__Given information__:
********************
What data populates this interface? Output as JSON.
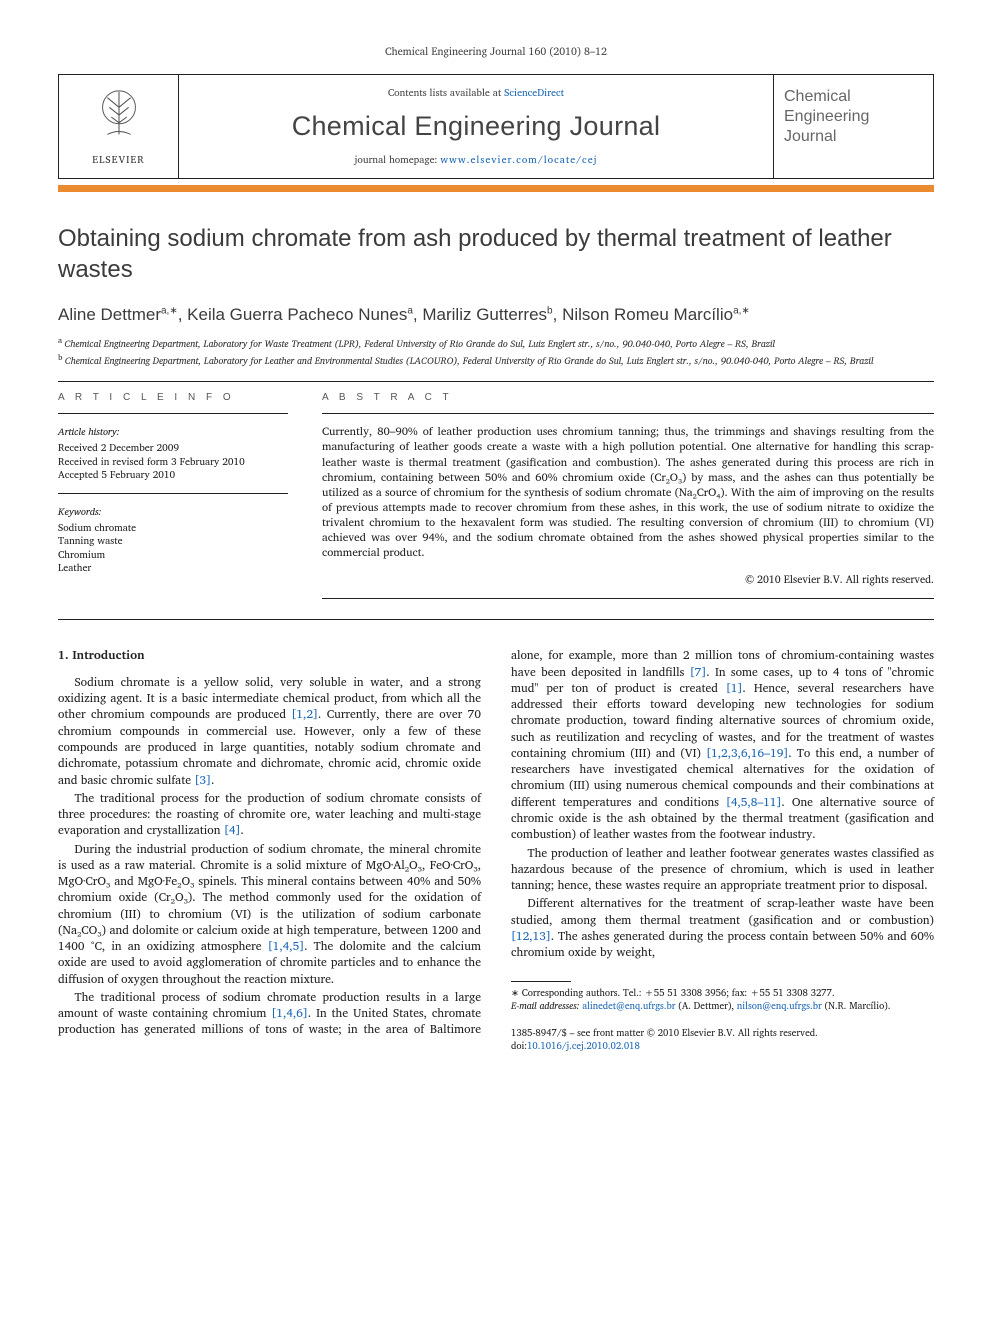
{
  "running_head": "Chemical Engineering Journal 160 (2010) 8–12",
  "masthead": {
    "contents_line_pre": "Contents lists available at ",
    "contents_link": "ScienceDirect",
    "journal_name": "Chemical Engineering Journal",
    "homepage_label": "journal homepage: ",
    "homepage_url": "www.elsevier.com/locate/cej",
    "publisher": "ELSEVIER",
    "right_box": "Chemical Engineering Journal",
    "accent_color": "#ec8a2f"
  },
  "title": "Obtaining sodium chromate from ash produced by thermal treatment of leather wastes",
  "authors": [
    {
      "name": "Aline Dettmer",
      "sup": "a,∗"
    },
    {
      "name": "Keila Guerra Pacheco Nunes",
      "sup": "a"
    },
    {
      "name": "Mariliz Gutterres",
      "sup": "b"
    },
    {
      "name": "Nilson Romeu Marcílio",
      "sup": "a,∗"
    }
  ],
  "affiliations": [
    {
      "sup": "a",
      "text": "Chemical Engineering Department, Laboratory for Waste Treatment (LPR), Federal University of Rio Grande do Sul, Luiz Englert str., s/no., 90.040-040, Porto Alegre – RS, Brazil"
    },
    {
      "sup": "b",
      "text": "Chemical Engineering Department, Laboratory for Leather and Environmental Studies (LACOURO), Federal University of Rio Grande do Sul, Luiz Englert str., s/no., 90.040-040, Porto Alegre – RS, Brazil"
    }
  ],
  "info": {
    "head": "A R T I C L E   I N F O",
    "history_label": "Article history:",
    "history": [
      "Received 2 December 2009",
      "Received in revised form 3 February 2010",
      "Accepted 5 February 2010"
    ],
    "keywords_label": "Keywords:",
    "keywords": [
      "Sodium chromate",
      "Tanning waste",
      "Chromium",
      "Leather"
    ]
  },
  "abstract": {
    "head": "A B S T R A C T",
    "text": "Currently, 80–90% of leather production uses chromium tanning; thus, the trimmings and shavings resulting from the manufacturing of leather goods create a waste with a high pollution potential. One alternative for handling this scrap-leather waste is thermal treatment (gasification and combustion). The ashes generated during this process are rich in chromium, containing between 50% and 60% chromium oxide (Cr₂O₃) by mass, and the ashes can thus potentially be utilized as a source of chromium for the synthesis of sodium chromate (Na₂CrO₄). With the aim of improving on the results of previous attempts made to recover chromium from these ashes, in this work, the use of sodium nitrate to oxidize the trivalent chromium to the hexavalent form was studied. The resulting conversion of chromium (III) to chromium (VI) achieved was over 94%, and the sodium chromate obtained from the ashes showed physical properties similar to the commercial product.",
    "copyright": "© 2010 Elsevier B.V. All rights reserved."
  },
  "section1": {
    "heading": "1. Introduction",
    "p1a": "Sodium chromate is a yellow solid, very soluble in water, and a strong oxidizing agent. It is a basic intermediate chemical product, from which all the other chromium compounds are produced ",
    "p1_ref1": "[1,2]",
    "p1b": ". Currently, there are over 70 chromium compounds in commercial use. However, only a few of these compounds are produced in large quantities, notably sodium chromate and dichromate, potassium chromate and dichromate, chromic acid, chromic oxide and basic chromic sulfate ",
    "p1_ref2": "[3]",
    "p1c": ".",
    "p2a": "The traditional process for the production of sodium chromate consists of three procedures: the roasting of chromite ore, water leaching and multi-stage evaporation and crystallization ",
    "p2_ref1": "[4]",
    "p2b": ".",
    "p3a": "During the industrial production of sodium chromate, the mineral chromite is used as a raw material. Chromite is a solid mixture of MgO·Al₂O₃, FeO·CrO₃, MgO·CrO₃ and MgO·Fe₂O₃ spinels. This mineral contains between 40% and 50% chromium oxide (Cr₂O₃). The method commonly used for the oxidation of chromium (III) to chromium (VI) is the utilization of sodium carbonate (Na₂CO₃) and dolomite or calcium oxide at high temperature, between 1200 and 1400 °C, in an oxidizing atmosphere ",
    "p3_ref1": "[1,4,5]",
    "p3b": ". The dolomite and the calcium oxide are used to avoid agglomeration of chromite particles and to enhance the diffusion of oxygen throughout the reaction mixture.",
    "p4a": "The traditional process of sodium chromate production results in a large amount of waste containing chromium ",
    "p4_ref1": "[1,4,6]",
    "p4b": ". In the United States, chromate production has generated millions of tons of waste; in the area of Baltimore alone, for example, more than 2 million tons of chromium-containing wastes have been deposited in landfills ",
    "p4_ref2": "[7]",
    "p4c": ". In some cases, up to 4 tons of \"chromic mud\" per ton of product is created ",
    "p4_ref3": "[1]",
    "p4d": ". Hence, several researchers have addressed their efforts toward developing new technologies for sodium chromate production, toward finding alternative sources of chromium oxide, such as reutilization and recycling of wastes, and for the treatment of wastes containing chromium (III) and (VI) ",
    "p4_ref4": "[1,2,3,6,16–19]",
    "p4e": ". To this end, a number of researchers have investigated chemical alternatives for the oxidation of chromium (III) using numerous chemical compounds and their combinations at different temperatures and conditions ",
    "p4_ref5": "[4,5,8–11]",
    "p4f": ". One alternative source of chromic oxide is the ash obtained by the thermal treatment (gasification and combustion) of leather wastes from the footwear industry.",
    "p5": "The production of leather and leather footwear generates wastes classified as hazardous because of the presence of chromium, which is used in leather tanning; hence, these wastes require an appropriate treatment prior to disposal.",
    "p6a": "Different alternatives for the treatment of scrap-leather waste have been studied, among them thermal treatment (gasification and or combustion) ",
    "p6_ref1": "[12,13]",
    "p6b": ". The ashes generated during the process contain between 50% and 60% chromium oxide by weight,"
  },
  "footnote": {
    "corr": "∗ Corresponding authors. Tel.: +55 51 3308 3956; fax: +55 51 3308 3277.",
    "email_label": "E-mail addresses: ",
    "email1": "alinedet@enq.ufrgs.br",
    "email1_paren": " (A. Dettmer), ",
    "email2": "nilson@enq.ufrgs.br",
    "email2_paren": " (N.R. Marcílio)."
  },
  "footer_meta": {
    "line1": "1385-8947/$ – see front matter © 2010 Elsevier B.V. All rights reserved.",
    "doi_label": "doi:",
    "doi": "10.1016/j.cej.2010.02.018"
  }
}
********************
__What is needed__: Of the lines above, copy each that contains "authors".

__Full answer__:
  "authors": [
    "corr": "∗ Corresponding authors. Tel.: +55 51 3308 3956; fax: +55 51 3308 3277.",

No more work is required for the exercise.